Directions: Reproduce every entry exactly, without alteration.

[Stored data]
* * * * * * *

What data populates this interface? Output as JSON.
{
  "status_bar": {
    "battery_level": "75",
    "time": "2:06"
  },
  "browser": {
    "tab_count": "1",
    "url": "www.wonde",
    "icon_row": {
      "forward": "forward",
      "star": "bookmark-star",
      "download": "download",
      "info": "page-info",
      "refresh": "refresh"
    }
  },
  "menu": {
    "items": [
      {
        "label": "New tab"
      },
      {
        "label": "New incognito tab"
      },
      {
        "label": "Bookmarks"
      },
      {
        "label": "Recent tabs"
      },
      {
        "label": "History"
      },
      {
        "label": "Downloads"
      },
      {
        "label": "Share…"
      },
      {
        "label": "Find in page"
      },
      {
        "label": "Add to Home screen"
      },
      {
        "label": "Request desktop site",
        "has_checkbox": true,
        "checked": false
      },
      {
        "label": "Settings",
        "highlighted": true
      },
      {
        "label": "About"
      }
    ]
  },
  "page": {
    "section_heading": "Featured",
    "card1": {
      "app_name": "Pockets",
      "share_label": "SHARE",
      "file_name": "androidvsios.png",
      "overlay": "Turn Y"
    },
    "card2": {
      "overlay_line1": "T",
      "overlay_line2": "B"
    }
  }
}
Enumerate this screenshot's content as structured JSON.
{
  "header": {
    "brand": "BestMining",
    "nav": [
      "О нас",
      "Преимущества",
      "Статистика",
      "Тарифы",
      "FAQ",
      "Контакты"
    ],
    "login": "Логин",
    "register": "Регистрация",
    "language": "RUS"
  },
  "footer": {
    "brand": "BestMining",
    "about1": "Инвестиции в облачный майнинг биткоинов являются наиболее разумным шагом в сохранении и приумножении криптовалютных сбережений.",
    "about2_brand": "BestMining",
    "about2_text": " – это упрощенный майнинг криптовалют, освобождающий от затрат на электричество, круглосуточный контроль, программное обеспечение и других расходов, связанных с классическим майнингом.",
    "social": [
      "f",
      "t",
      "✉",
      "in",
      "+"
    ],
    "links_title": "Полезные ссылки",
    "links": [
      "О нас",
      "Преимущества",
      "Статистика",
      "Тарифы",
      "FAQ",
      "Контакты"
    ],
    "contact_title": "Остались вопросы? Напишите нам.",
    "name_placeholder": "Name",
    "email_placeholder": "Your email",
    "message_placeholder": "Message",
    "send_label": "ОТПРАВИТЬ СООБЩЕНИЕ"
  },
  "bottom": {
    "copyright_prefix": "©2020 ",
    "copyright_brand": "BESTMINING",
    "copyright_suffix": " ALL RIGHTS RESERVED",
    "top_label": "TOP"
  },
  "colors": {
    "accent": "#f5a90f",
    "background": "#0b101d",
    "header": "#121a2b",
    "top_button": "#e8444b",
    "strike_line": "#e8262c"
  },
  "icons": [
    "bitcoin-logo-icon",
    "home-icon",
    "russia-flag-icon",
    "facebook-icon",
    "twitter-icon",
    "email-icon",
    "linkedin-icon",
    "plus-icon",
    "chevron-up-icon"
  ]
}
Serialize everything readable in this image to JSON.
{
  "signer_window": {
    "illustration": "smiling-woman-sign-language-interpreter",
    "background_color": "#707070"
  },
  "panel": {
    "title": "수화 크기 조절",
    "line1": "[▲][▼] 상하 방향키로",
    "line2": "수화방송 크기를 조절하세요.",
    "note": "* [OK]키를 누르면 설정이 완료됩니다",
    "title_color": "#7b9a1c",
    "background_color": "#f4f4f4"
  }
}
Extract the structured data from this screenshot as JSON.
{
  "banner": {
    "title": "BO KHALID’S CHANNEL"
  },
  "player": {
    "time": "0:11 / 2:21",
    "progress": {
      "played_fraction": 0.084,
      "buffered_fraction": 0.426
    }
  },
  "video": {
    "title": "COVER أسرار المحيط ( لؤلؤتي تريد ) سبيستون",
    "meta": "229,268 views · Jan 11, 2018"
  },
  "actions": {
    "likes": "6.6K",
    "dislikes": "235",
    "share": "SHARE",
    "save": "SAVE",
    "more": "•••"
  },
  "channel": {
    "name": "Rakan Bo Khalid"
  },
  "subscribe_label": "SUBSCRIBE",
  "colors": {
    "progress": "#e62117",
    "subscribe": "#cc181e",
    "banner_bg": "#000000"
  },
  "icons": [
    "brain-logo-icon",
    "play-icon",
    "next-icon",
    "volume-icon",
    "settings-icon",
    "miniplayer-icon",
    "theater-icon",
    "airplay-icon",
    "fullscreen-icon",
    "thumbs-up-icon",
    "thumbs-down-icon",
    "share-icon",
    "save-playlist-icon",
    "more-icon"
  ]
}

* * * * * * *

Response for this exercise:
What data populates this interface? Output as JSON.
{
  "status_bar": {
    "battery_level": "75",
    "time": "2:06"
  },
  "browser": {
    "tab_count": "1",
    "url": "www.wonde",
    "icon_row": {
      "forward": "forward",
      "star": "bookmark-star",
      "download": "download",
      "info": "page-info",
      "refresh": "refresh"
    }
  },
  "menu": {
    "items": [
      {
        "label": "New tab"
      },
      {
        "label": "New incognito tab"
      },
      {
        "label": "Bookmarks"
      },
      {
        "label": "Recent tabs"
      },
      {
        "label": "History"
      },
      {
        "label": "Downloads"
      },
      {
        "label": "Share…"
      },
      {
        "label": "Find in page"
      },
      {
        "label": "Add to Home screen"
      },
      {
        "label": "Request desktop site",
        "has_checkbox": true,
        "checked": false
      },
      {
        "label": "Settings",
        "highlighted": true
      },
      {
        "label": "About"
      }
    ]
  },
  "page": {
    "section_heading": "Featured",
    "card1": {
      "app_name": "Pockets",
      "share_label": "SHARE",
      "file_name": "androidvsios.png",
      "overlay": "Turn Y"
    },
    "card2": {
      "overlay_line1": "T",
      "overlay_line2": "B"
    }
  }
}
Enumerate this screenshot's content as structured JSON.
{
  "header": {
    "brand": "BestMining",
    "nav": [
      "О нас",
      "Преимущества",
      "Статистика",
      "Тарифы",
      "FAQ",
      "Контакты"
    ],
    "login": "Логин",
    "register": "Регистрация",
    "language": "RUS"
  },
  "footer": {
    "brand": "BestMining",
    "about1": "Инвестиции в облачный майнинг биткоинов являются наиболее разумным шагом в сохранении и приумножении криптовалютных сбережений.",
    "about2_brand": "BestMining",
    "about2_text": " – это упрощенный майнинг криптовалют, освобождающий от затрат на электричество, круглосуточный контроль, программное обеспечение и других расходов, связанных с классическим майнингом.",
    "social": [
      "f",
      "t",
      "✉",
      "in",
      "+"
    ],
    "links_title": "Полезные ссылки",
    "links": [
      "О нас",
      "Преимущества",
      "Статистика",
      "Тарифы",
      "FAQ",
      "Контакты"
    ],
    "contact_title": "Остались вопросы? Напишите нам.",
    "name_placeholder": "Name",
    "email_placeholder": "Your email",
    "message_placeholder": "Message",
    "send_label": "ОТПРАВИТЬ СООБЩЕНИЕ"
  },
  "bottom": {
    "copyright_prefix": "©2020 ",
    "copyright_brand": "BESTMINING",
    "copyright_suffix": " ALL RIGHTS RESERVED",
    "top_label": "TOP"
  },
  "colors": {
    "accent": "#f5a90f",
    "background": "#0b101d",
    "header": "#121a2b",
    "top_button": "#e8444b",
    "strike_line": "#e8262c"
  },
  "icons": [
    "bitcoin-logo-icon",
    "home-icon",
    "russia-flag-icon",
    "facebook-icon",
    "twitter-icon",
    "email-icon",
    "linkedin-icon",
    "plus-icon",
    "chevron-up-icon"
  ]
}
Serialize everything readable in this image to JSON.
{
  "signer_window": {
    "illustration": "smiling-woman-sign-language-interpreter",
    "background_color": "#707070"
  },
  "panel": {
    "title": "수화 크기 조절",
    "line1": "[▲][▼] 상하 방향키로",
    "line2": "수화방송 크기를 조절하세요.",
    "note": "* [OK]키를 누르면 설정이 완료됩니다",
    "title_color": "#7b9a1c",
    "background_color": "#f4f4f4"
  }
}
Extract the structured data from this screenshot as JSON.
{
  "banner": {
    "title": "BO KHALID’S CHANNEL"
  },
  "player": {
    "time": "0:11 / 2:21",
    "progress": {
      "played_fraction": 0.084,
      "buffered_fraction": 0.426
    }
  },
  "video": {
    "title": "COVER أسرار المحيط ( لؤلؤتي تريد ) سبيستون",
    "meta": "229,268 views · Jan 11, 2018"
  },
  "actions": {
    "likes": "6.6K",
    "dislikes": "235",
    "share": "SHARE",
    "save": "SAVE",
    "more": "•••"
  },
  "channel": {
    "name": "Rakan Bo Khalid"
  },
  "subscribe_label": "SUBSCRIBE",
  "colors": {
    "progress": "#e62117",
    "subscribe": "#cc181e",
    "banner_bg": "#000000"
  },
  "icons": [
    "brain-logo-icon",
    "play-icon",
    "next-icon",
    "volume-icon",
    "settings-icon",
    "miniplayer-icon",
    "theater-icon",
    "airplay-icon",
    "fullscreen-icon",
    "thumbs-up-icon",
    "thumbs-down-icon",
    "share-icon",
    "save-playlist-icon",
    "more-icon"
  ]
}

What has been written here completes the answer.